**What is asked**
Each line that contains the string "выбросе" counts once; report how many such lines appear in the data, as a number only.

**Data entries**
────────
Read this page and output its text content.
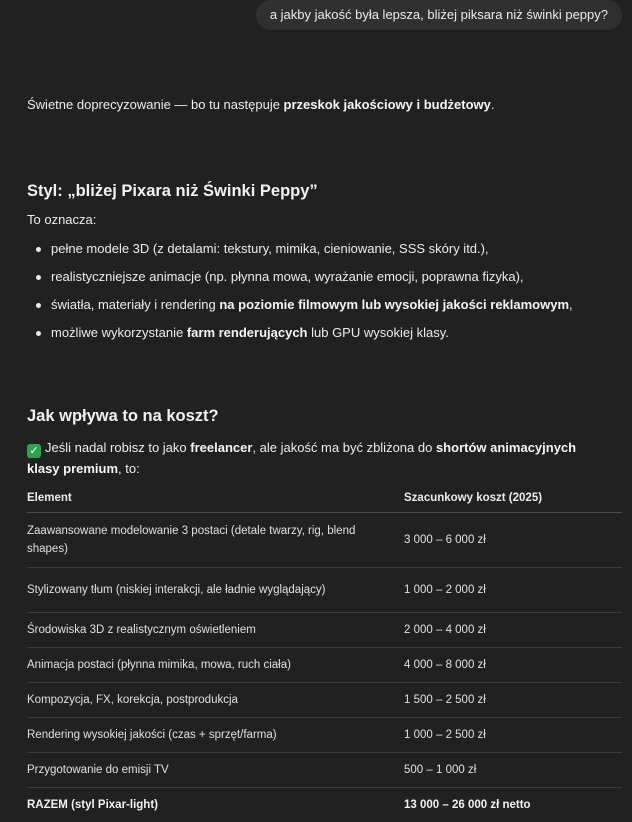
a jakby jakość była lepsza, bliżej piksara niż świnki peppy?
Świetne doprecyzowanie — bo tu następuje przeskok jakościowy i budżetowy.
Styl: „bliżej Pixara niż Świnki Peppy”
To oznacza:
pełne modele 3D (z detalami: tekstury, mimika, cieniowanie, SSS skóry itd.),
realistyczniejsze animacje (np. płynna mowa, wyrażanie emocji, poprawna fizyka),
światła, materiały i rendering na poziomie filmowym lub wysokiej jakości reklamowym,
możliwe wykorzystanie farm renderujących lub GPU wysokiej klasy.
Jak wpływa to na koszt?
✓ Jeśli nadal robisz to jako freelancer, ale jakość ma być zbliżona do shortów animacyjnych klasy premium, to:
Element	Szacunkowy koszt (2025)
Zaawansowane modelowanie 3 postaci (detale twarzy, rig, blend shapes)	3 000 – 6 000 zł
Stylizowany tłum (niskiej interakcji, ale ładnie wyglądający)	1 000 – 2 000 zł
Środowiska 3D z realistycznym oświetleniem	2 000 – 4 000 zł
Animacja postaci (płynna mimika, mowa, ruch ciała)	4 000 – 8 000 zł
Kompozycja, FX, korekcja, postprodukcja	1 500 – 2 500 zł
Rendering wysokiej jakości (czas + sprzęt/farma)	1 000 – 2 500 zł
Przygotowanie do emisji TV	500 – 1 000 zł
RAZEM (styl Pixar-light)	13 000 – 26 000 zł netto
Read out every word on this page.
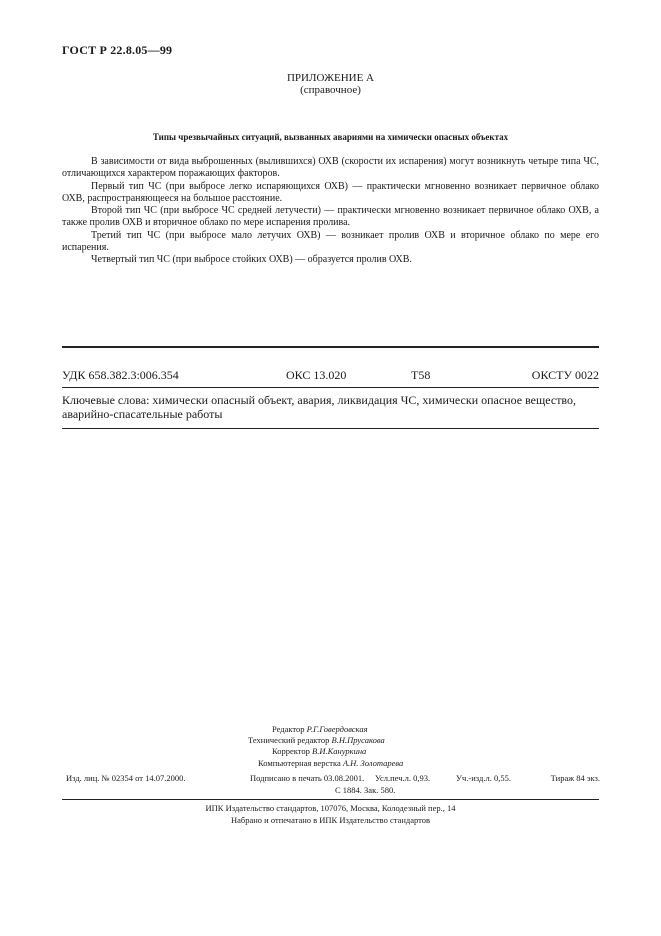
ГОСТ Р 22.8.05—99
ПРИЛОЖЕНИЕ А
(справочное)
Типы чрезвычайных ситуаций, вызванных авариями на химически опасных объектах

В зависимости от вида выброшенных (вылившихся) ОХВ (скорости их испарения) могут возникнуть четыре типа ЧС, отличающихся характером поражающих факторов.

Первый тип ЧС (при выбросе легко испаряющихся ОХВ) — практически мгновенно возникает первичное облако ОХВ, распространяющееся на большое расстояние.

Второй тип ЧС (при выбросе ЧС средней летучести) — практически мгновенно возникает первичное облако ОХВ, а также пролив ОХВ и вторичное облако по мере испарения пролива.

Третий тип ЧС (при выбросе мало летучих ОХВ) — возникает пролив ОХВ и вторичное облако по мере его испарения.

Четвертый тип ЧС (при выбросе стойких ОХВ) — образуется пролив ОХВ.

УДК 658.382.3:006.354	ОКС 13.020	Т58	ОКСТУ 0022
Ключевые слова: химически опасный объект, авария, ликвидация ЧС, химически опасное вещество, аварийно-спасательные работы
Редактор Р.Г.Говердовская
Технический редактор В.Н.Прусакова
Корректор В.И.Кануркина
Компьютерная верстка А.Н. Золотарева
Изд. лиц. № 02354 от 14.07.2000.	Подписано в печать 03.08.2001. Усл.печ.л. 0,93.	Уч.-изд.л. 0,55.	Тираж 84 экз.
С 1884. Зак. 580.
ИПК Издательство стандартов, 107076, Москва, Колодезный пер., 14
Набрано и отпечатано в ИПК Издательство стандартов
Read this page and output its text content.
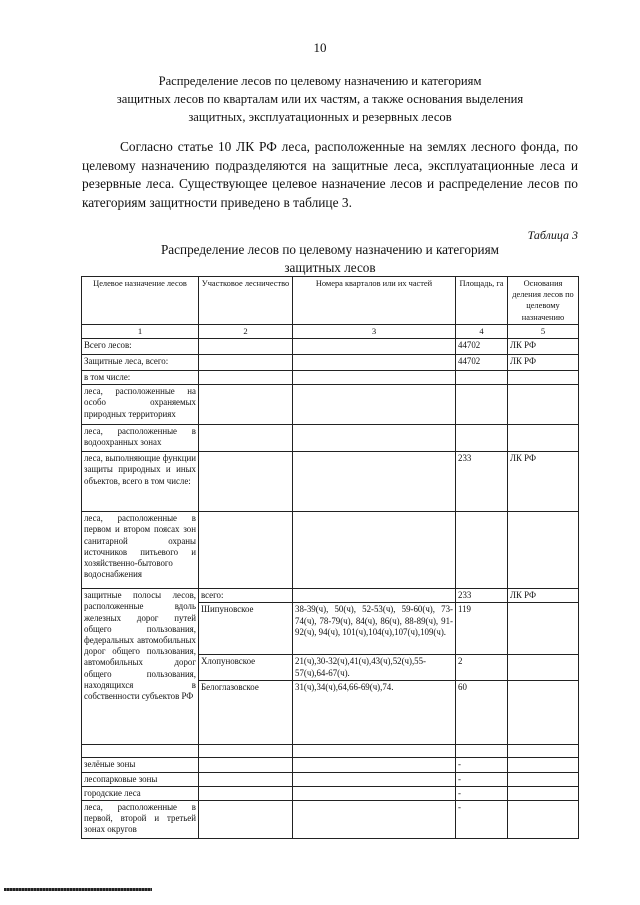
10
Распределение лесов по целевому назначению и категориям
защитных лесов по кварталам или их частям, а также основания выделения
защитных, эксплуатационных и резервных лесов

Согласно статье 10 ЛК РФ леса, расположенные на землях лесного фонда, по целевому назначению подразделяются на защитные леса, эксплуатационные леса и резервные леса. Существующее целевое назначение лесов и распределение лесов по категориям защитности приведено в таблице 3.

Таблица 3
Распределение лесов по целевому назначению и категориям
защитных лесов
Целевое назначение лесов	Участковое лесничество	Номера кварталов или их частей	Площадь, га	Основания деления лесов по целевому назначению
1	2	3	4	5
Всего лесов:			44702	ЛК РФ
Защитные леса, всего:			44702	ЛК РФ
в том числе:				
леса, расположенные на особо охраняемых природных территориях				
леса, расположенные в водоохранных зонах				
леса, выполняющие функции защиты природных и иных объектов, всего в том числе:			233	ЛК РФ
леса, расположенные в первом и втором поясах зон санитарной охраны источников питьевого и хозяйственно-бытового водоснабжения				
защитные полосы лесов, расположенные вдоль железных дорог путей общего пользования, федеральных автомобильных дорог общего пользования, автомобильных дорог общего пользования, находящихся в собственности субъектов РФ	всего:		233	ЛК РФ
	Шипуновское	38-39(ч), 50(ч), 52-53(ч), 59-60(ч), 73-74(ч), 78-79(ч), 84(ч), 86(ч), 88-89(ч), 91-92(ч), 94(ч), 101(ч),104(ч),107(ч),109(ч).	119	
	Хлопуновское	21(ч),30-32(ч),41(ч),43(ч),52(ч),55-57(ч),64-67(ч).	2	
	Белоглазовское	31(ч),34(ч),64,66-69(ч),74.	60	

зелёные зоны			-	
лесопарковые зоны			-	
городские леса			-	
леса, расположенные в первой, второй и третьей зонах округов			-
────────
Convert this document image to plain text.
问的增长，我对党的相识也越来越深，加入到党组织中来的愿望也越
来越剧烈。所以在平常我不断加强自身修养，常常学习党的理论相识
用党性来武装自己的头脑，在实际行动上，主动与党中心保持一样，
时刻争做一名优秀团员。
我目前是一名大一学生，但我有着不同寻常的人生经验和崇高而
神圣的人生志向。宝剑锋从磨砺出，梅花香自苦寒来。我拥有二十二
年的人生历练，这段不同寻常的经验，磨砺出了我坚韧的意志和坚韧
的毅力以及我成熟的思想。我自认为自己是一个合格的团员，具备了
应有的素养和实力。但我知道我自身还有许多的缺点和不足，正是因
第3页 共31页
────────
**Answer to the problem**
4